[Records]
============================================================
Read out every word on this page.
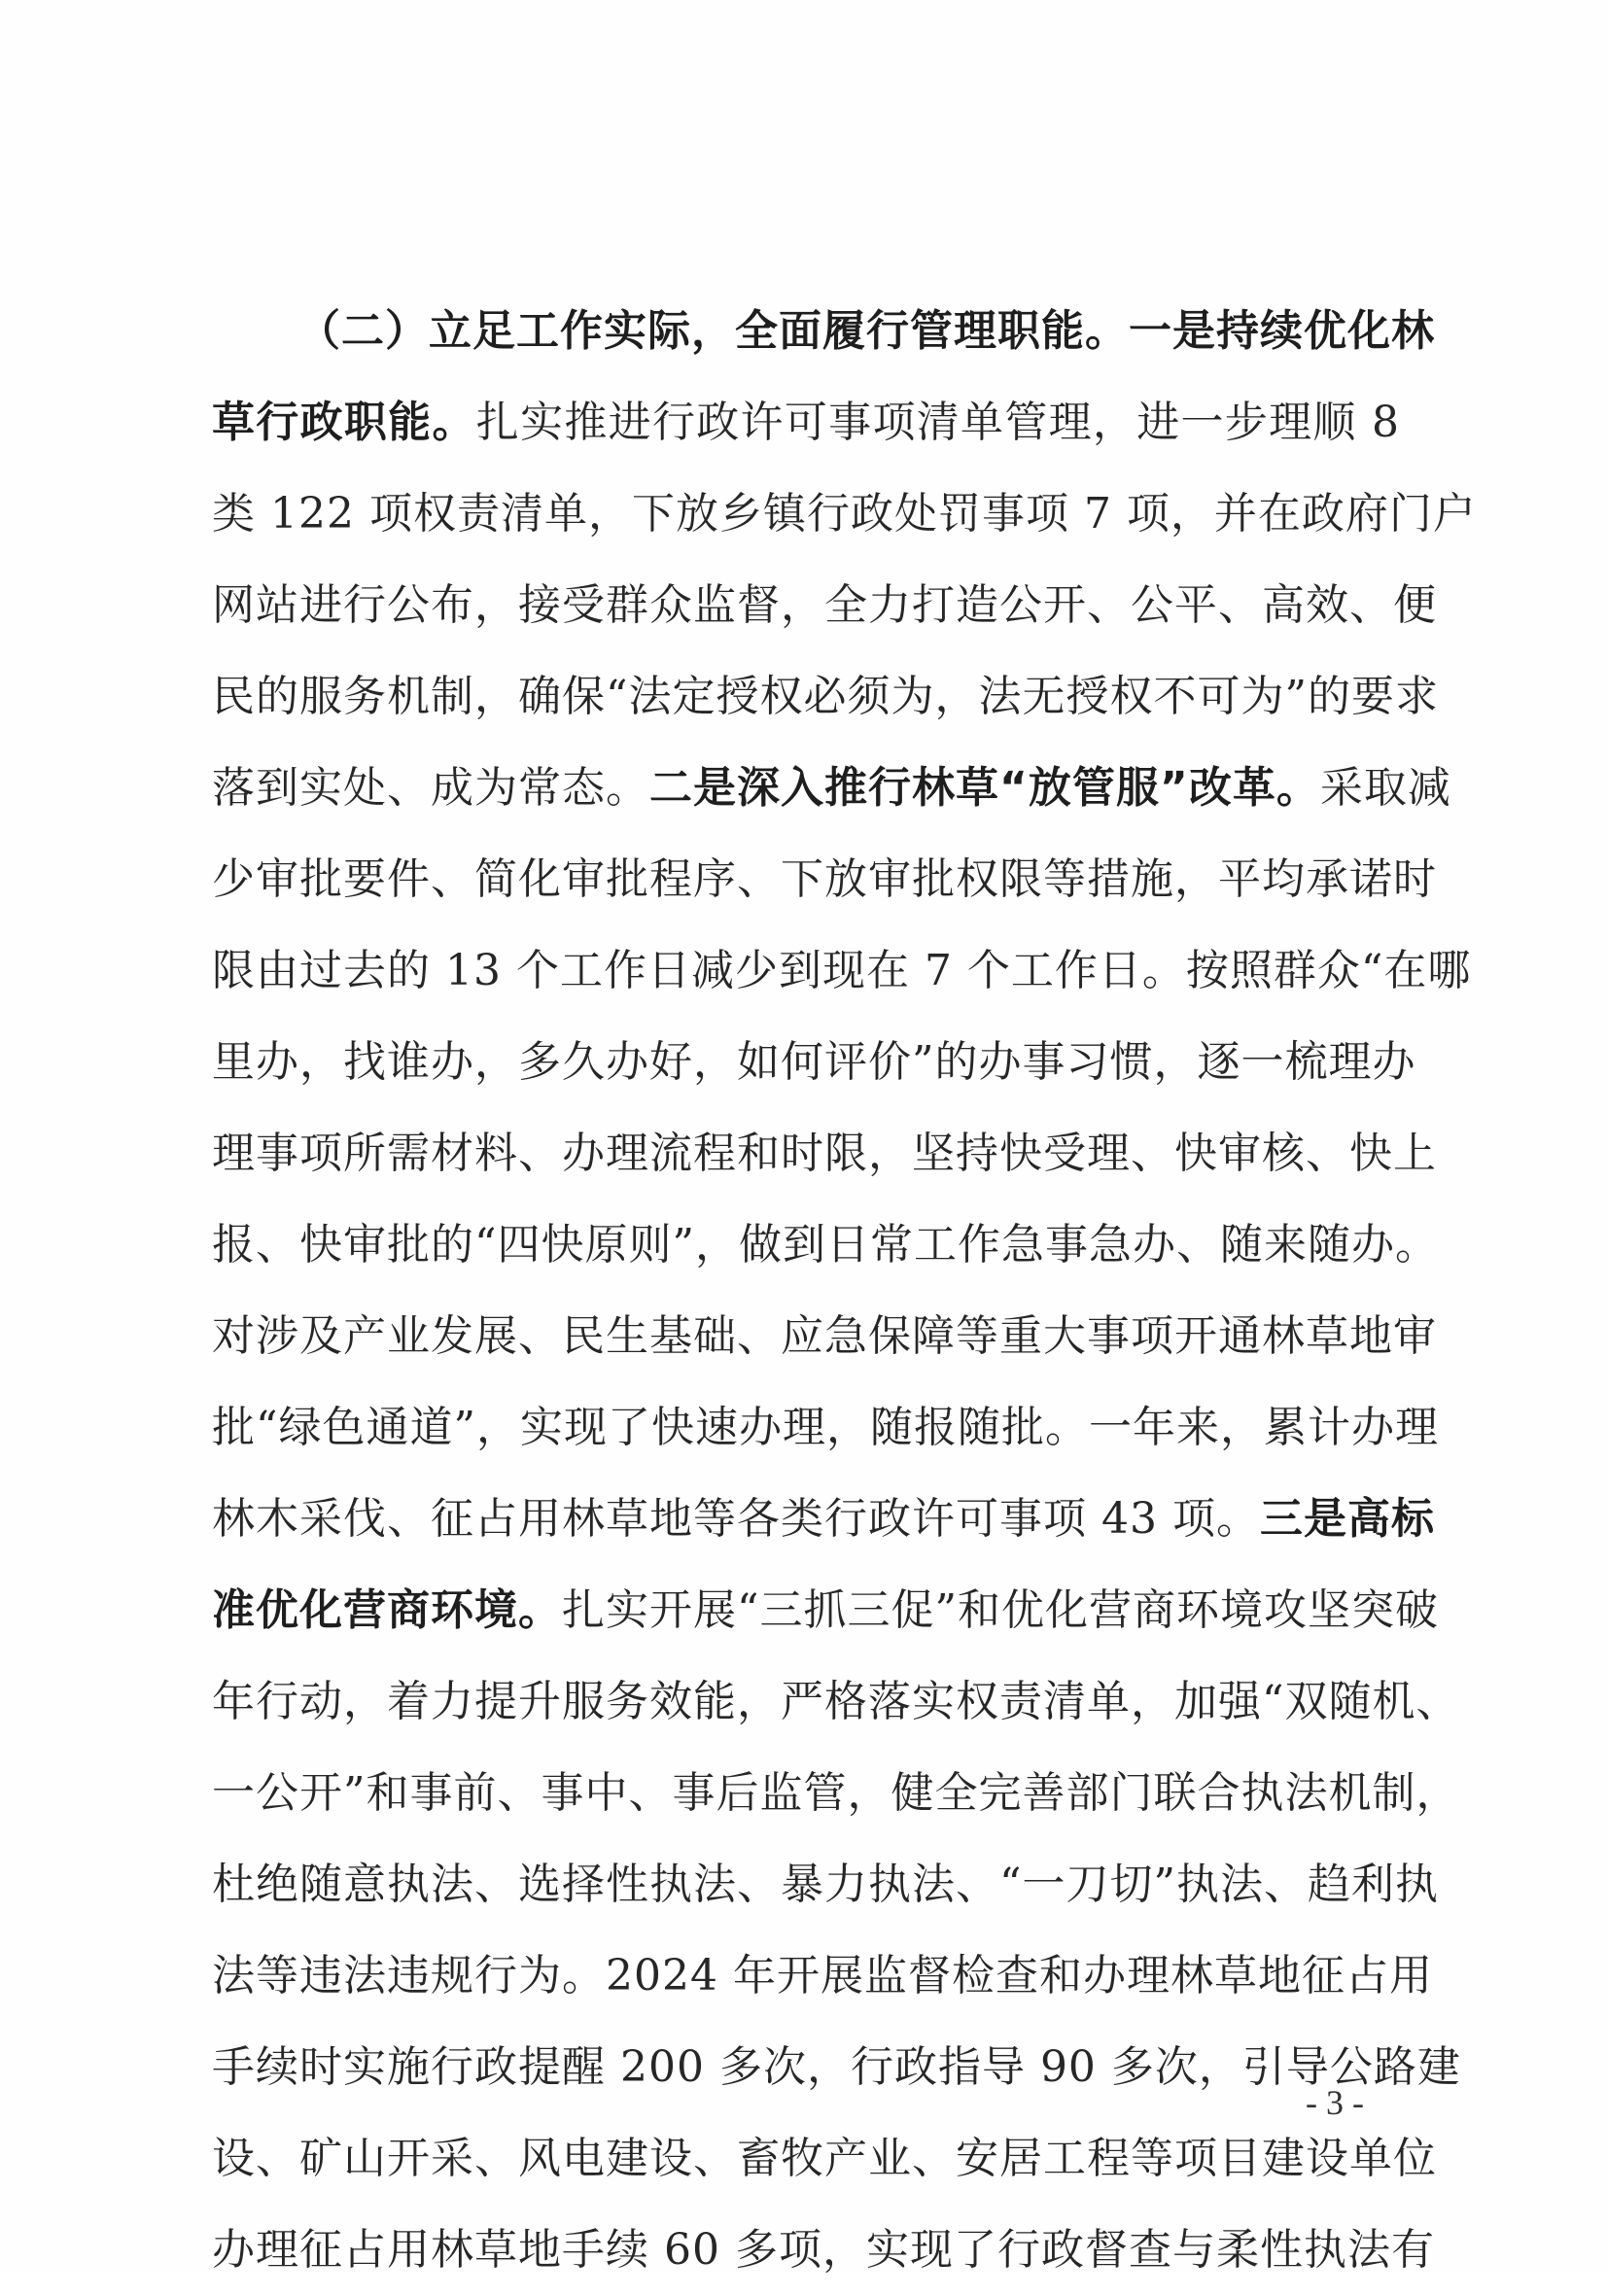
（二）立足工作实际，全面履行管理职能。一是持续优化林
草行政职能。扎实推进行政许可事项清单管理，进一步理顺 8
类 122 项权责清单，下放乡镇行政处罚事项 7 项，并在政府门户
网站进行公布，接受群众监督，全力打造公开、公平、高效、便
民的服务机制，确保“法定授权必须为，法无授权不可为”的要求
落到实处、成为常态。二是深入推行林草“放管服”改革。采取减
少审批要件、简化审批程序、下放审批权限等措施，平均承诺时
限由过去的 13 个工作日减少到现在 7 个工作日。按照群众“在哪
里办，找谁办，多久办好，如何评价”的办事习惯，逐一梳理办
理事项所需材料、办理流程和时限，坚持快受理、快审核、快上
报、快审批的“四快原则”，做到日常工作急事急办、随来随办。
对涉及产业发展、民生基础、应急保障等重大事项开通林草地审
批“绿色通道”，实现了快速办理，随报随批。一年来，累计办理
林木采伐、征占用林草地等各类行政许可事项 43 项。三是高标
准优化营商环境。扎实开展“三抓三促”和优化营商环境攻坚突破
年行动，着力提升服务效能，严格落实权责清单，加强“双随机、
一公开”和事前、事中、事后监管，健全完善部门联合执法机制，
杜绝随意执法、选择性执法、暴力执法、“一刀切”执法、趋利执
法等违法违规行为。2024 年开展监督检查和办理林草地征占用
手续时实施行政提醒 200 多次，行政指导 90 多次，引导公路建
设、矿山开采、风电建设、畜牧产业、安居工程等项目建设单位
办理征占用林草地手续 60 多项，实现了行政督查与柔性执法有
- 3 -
============================================================
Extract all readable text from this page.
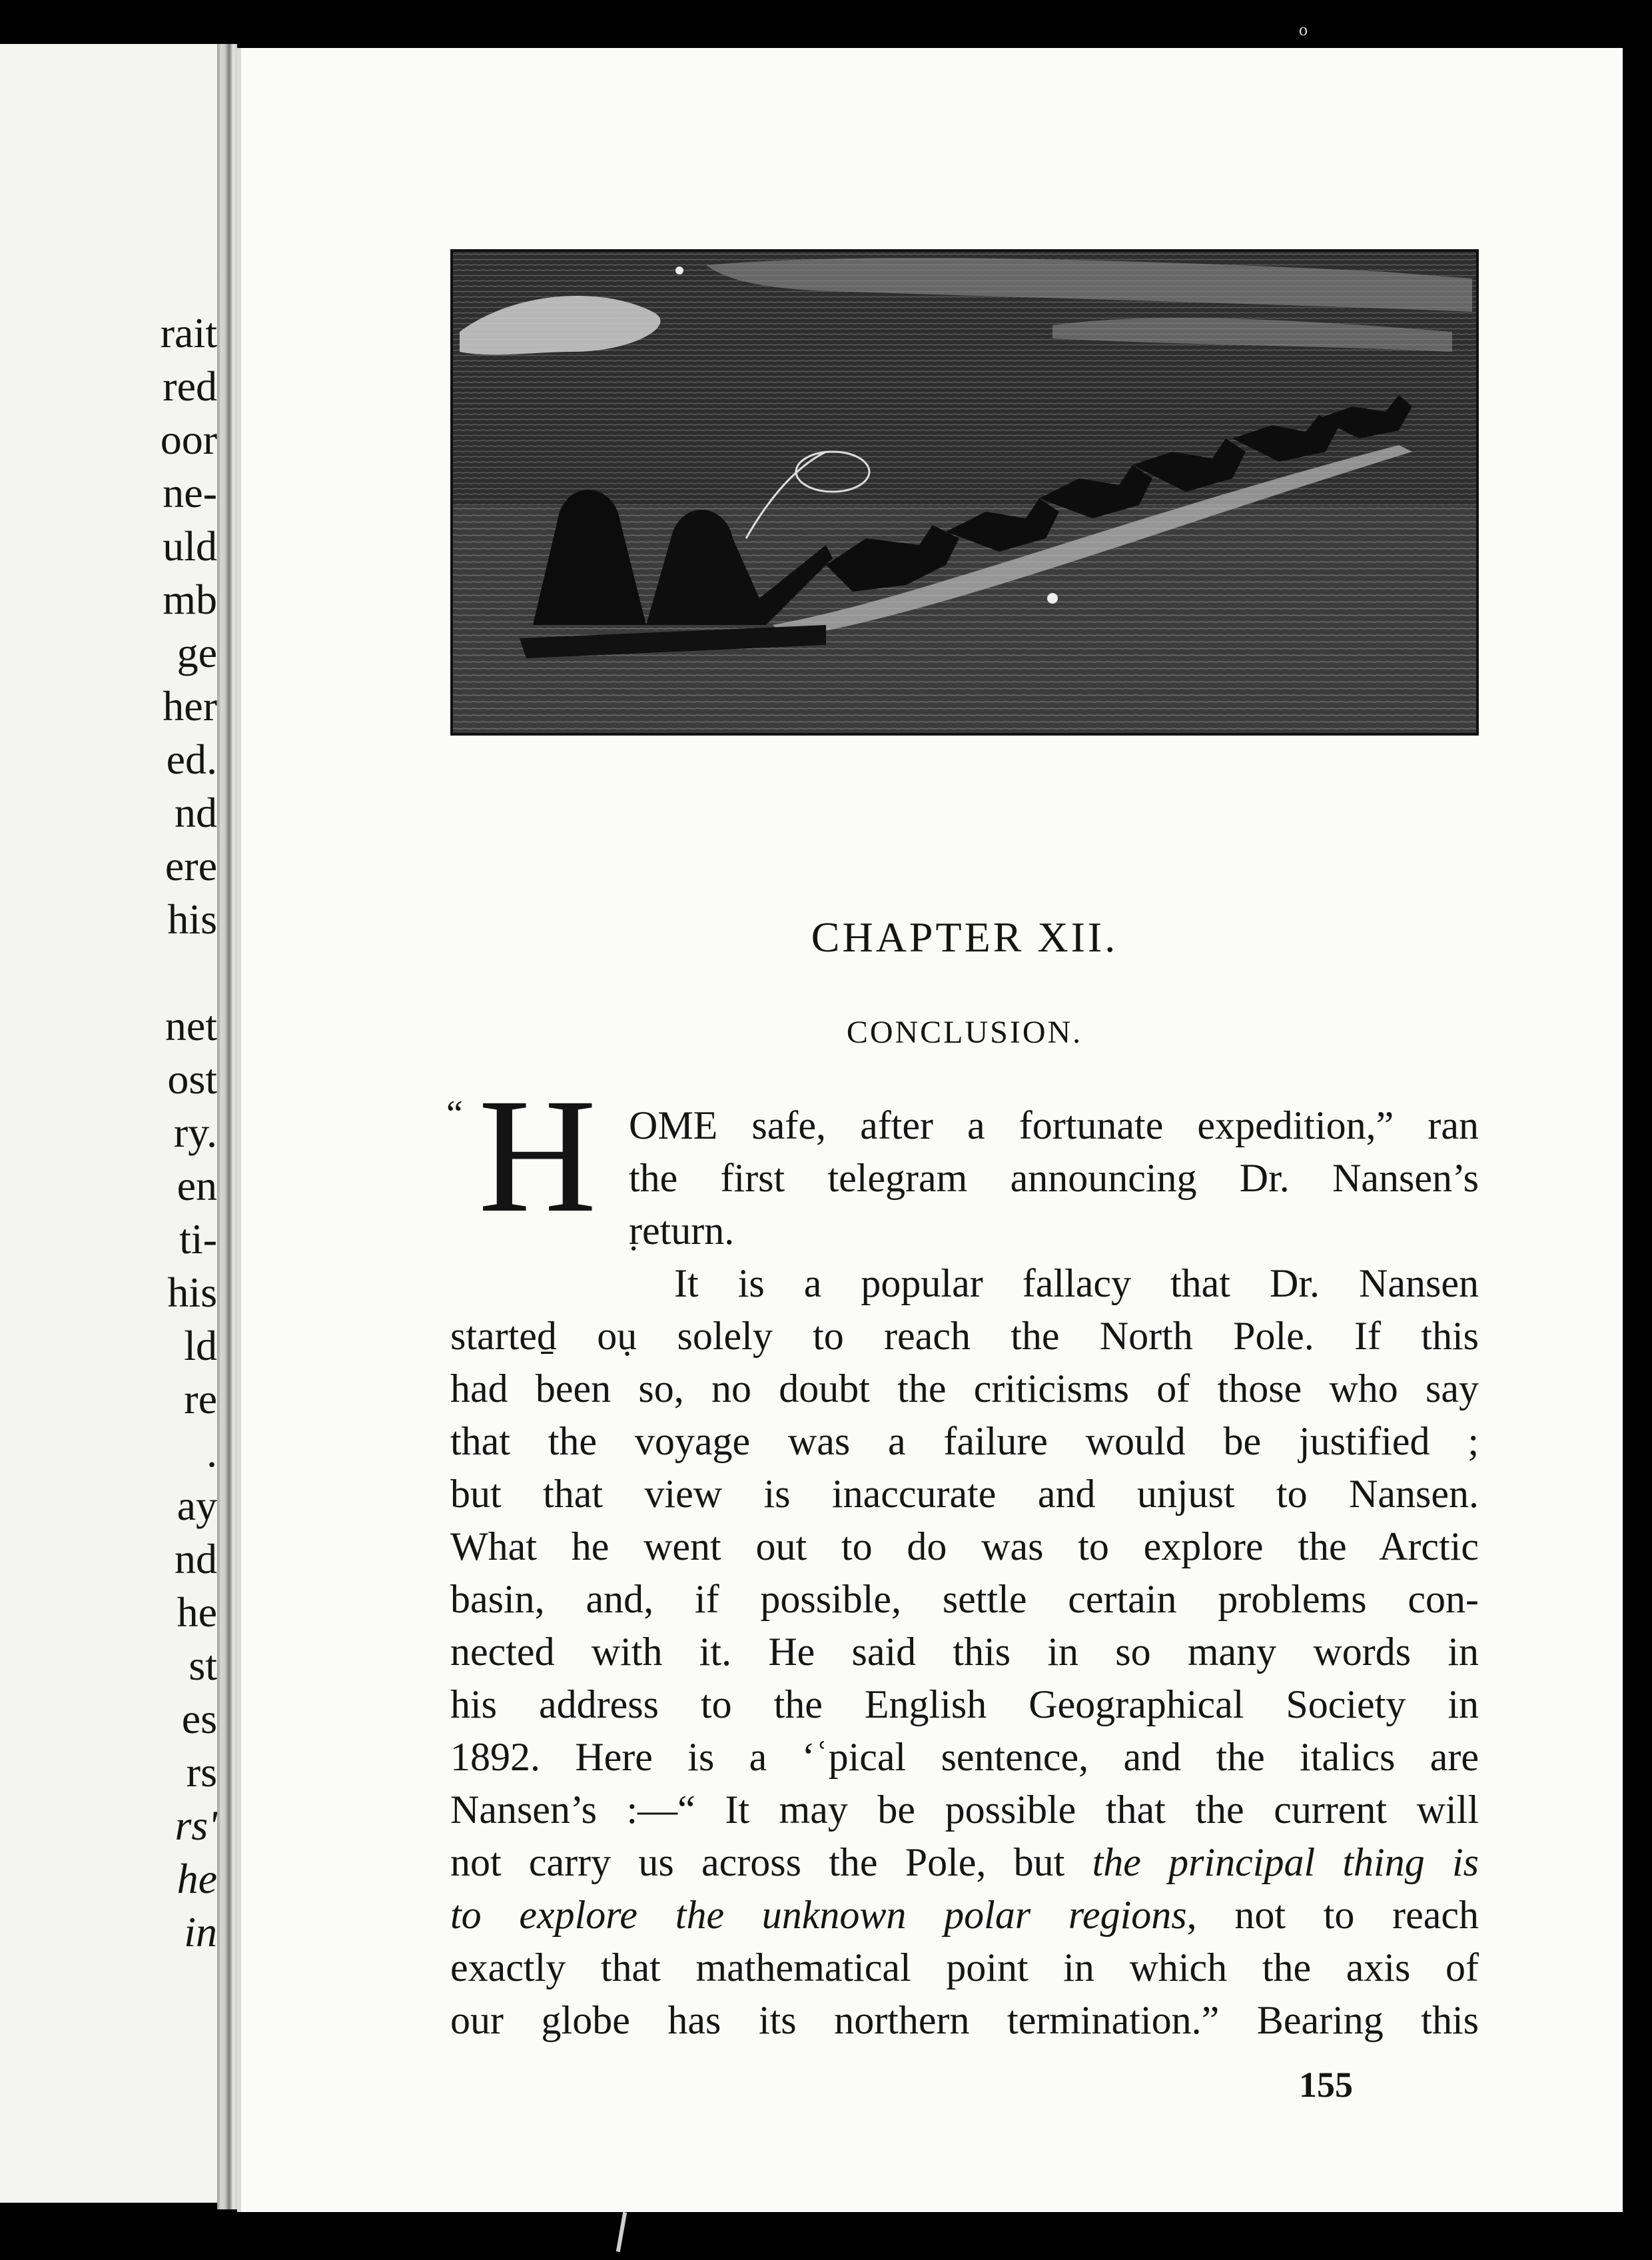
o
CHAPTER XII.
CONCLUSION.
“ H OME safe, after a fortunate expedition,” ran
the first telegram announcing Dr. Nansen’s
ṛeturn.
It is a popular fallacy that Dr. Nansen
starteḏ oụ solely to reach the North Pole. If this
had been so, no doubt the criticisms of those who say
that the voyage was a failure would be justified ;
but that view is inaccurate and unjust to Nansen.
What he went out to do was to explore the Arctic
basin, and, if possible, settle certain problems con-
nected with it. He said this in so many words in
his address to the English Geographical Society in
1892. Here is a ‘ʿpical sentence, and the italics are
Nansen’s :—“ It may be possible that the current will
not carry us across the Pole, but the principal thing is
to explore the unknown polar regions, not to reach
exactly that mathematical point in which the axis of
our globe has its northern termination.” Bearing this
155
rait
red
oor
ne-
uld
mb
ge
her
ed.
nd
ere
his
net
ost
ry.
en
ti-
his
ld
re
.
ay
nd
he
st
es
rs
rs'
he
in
============================================================
__WHAT YOU NEED TO DO__
Write only the number of lines that include "page".

__RIGHT ANSWER__
2